-- Start of MATERIAL FOR THE TASK --

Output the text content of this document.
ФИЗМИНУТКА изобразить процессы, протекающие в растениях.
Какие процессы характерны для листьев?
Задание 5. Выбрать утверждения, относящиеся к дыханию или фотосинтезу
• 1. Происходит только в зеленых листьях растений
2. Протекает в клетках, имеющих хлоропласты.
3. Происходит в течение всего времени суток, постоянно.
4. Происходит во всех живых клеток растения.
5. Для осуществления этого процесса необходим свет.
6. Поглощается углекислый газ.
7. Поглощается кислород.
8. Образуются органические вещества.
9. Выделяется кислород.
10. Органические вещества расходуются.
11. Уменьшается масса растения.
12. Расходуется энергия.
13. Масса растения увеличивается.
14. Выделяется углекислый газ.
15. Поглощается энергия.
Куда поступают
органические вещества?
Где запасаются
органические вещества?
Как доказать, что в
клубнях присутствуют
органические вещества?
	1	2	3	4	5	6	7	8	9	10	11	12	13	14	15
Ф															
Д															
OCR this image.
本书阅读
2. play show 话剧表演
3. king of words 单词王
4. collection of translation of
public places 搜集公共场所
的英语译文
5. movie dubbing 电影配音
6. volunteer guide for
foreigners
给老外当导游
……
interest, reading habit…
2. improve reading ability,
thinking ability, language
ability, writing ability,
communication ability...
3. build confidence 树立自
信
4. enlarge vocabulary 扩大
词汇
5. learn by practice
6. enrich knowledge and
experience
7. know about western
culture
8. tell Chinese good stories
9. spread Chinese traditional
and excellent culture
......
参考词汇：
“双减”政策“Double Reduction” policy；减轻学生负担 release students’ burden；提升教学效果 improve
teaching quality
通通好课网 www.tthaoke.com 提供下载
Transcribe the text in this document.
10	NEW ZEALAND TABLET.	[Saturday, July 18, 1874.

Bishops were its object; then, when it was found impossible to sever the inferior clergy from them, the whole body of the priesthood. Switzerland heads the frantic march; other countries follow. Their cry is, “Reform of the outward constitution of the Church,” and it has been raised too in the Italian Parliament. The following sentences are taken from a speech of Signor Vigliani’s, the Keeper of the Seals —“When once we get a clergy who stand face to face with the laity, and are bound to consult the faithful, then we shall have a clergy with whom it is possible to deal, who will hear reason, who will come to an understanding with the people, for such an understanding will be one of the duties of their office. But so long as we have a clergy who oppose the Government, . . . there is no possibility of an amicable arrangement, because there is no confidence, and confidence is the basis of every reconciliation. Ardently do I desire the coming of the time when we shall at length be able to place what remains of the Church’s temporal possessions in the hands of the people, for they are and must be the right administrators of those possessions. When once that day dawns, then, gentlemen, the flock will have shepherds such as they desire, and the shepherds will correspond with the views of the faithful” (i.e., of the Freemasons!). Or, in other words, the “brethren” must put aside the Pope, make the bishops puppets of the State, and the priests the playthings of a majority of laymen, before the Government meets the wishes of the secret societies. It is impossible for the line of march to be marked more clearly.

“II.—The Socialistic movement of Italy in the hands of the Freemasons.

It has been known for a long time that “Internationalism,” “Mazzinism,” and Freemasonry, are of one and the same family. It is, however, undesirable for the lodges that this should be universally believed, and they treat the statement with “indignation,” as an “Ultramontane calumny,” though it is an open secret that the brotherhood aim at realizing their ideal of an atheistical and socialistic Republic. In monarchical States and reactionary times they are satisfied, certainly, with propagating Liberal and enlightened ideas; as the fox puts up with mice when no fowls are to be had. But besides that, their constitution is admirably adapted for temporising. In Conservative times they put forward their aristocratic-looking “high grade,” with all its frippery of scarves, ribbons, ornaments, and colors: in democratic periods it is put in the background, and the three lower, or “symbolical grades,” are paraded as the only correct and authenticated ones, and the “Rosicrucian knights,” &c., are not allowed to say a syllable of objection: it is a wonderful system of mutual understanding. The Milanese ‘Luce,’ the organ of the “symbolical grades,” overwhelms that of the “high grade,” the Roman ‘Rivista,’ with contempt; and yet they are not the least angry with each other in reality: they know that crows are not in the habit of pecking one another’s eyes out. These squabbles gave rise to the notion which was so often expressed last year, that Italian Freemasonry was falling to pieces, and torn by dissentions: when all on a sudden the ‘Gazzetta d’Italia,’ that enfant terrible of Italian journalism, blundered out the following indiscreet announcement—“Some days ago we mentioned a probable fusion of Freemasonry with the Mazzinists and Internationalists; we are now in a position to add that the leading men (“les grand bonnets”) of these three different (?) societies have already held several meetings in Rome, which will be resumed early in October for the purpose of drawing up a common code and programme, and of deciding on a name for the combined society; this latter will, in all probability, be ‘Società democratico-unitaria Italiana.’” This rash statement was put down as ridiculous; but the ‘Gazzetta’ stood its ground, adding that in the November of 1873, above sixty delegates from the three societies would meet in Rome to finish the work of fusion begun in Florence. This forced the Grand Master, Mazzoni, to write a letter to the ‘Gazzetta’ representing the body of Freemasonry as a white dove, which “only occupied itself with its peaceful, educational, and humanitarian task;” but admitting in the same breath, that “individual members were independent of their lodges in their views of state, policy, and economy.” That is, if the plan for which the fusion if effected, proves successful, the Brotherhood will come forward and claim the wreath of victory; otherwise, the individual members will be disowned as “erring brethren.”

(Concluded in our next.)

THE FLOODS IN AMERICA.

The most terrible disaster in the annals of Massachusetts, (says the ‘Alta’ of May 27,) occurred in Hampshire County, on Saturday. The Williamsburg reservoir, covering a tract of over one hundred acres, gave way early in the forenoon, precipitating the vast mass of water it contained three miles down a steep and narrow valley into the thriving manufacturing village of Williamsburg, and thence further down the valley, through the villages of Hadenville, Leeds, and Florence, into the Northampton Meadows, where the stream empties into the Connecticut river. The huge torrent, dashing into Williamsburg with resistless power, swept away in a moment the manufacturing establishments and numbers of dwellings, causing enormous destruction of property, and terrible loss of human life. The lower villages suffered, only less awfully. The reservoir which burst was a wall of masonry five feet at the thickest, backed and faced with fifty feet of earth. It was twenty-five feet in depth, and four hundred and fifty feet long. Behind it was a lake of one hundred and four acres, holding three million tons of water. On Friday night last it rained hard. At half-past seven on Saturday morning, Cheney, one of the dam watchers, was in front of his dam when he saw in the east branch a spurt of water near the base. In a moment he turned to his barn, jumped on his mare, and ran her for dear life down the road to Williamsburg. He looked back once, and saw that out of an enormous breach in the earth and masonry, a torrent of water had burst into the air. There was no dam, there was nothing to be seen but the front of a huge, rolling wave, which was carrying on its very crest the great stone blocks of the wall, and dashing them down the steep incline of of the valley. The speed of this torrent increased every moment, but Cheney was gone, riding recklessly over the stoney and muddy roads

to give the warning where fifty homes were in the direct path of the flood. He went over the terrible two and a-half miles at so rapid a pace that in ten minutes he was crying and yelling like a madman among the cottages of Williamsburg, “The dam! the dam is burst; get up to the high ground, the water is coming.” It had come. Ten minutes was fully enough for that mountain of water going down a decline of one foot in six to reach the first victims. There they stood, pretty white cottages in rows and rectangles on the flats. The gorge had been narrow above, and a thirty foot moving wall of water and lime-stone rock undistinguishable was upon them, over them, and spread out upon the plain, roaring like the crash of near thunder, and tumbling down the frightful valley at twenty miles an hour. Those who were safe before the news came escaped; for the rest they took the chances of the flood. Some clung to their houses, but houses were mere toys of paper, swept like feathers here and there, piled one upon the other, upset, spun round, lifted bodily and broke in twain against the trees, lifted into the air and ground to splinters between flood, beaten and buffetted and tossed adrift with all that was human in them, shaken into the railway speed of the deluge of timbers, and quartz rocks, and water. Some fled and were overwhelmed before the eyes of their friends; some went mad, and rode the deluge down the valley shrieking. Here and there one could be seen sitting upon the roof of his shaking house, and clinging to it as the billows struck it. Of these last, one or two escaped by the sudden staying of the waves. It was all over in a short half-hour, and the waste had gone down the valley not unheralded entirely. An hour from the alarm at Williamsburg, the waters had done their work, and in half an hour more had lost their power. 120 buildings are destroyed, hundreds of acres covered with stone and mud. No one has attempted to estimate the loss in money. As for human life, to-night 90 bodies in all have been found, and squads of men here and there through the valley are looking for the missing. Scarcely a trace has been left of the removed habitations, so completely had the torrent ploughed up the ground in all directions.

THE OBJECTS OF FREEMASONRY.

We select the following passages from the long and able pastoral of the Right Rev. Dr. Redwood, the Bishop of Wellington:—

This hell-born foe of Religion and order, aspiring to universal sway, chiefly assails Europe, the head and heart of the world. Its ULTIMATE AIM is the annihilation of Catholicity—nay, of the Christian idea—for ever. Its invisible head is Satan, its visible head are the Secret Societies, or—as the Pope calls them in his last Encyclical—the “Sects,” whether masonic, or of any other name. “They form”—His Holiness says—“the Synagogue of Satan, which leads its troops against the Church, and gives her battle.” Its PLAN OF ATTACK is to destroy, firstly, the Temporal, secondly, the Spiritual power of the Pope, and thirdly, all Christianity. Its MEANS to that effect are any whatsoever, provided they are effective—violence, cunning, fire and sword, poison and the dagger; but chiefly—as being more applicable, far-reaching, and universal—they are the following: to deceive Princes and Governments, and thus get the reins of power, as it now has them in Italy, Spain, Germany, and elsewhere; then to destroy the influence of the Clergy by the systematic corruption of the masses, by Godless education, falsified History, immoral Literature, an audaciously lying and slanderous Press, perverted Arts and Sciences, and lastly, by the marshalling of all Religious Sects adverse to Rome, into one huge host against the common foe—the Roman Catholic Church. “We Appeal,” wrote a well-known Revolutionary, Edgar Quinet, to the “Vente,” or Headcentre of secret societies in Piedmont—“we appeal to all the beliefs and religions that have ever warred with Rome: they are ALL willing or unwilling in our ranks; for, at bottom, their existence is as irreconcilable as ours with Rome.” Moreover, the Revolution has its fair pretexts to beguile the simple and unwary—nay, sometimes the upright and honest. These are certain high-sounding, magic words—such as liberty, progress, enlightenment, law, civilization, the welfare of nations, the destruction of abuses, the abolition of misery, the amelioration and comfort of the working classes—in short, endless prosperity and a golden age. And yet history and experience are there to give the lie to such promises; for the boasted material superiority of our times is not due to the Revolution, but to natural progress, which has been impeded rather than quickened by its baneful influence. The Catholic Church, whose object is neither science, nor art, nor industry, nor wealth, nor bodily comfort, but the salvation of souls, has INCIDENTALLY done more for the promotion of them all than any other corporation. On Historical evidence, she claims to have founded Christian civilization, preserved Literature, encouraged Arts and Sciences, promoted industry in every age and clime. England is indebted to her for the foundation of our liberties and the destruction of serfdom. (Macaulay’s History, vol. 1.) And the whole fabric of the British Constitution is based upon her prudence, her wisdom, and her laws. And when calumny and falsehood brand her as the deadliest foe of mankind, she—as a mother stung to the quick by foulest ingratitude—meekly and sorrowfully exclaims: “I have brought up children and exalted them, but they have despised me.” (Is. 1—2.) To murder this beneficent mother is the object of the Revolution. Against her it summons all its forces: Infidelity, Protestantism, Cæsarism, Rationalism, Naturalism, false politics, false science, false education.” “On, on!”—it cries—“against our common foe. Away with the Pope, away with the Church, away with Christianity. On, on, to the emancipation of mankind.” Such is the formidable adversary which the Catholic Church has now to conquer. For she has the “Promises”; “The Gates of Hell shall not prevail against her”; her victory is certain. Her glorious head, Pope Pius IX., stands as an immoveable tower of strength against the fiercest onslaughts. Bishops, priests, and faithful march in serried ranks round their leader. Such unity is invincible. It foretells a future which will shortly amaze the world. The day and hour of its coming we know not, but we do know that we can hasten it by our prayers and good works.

-- End of MATERIAL FOR THE TASK --

**EXERCISE GOAL**
From the entries above, copy every line containing the word "углекислый".

**FINAL RESULT**
6. Поглощается углекислый газ.
14. Выделяется углекислый газ.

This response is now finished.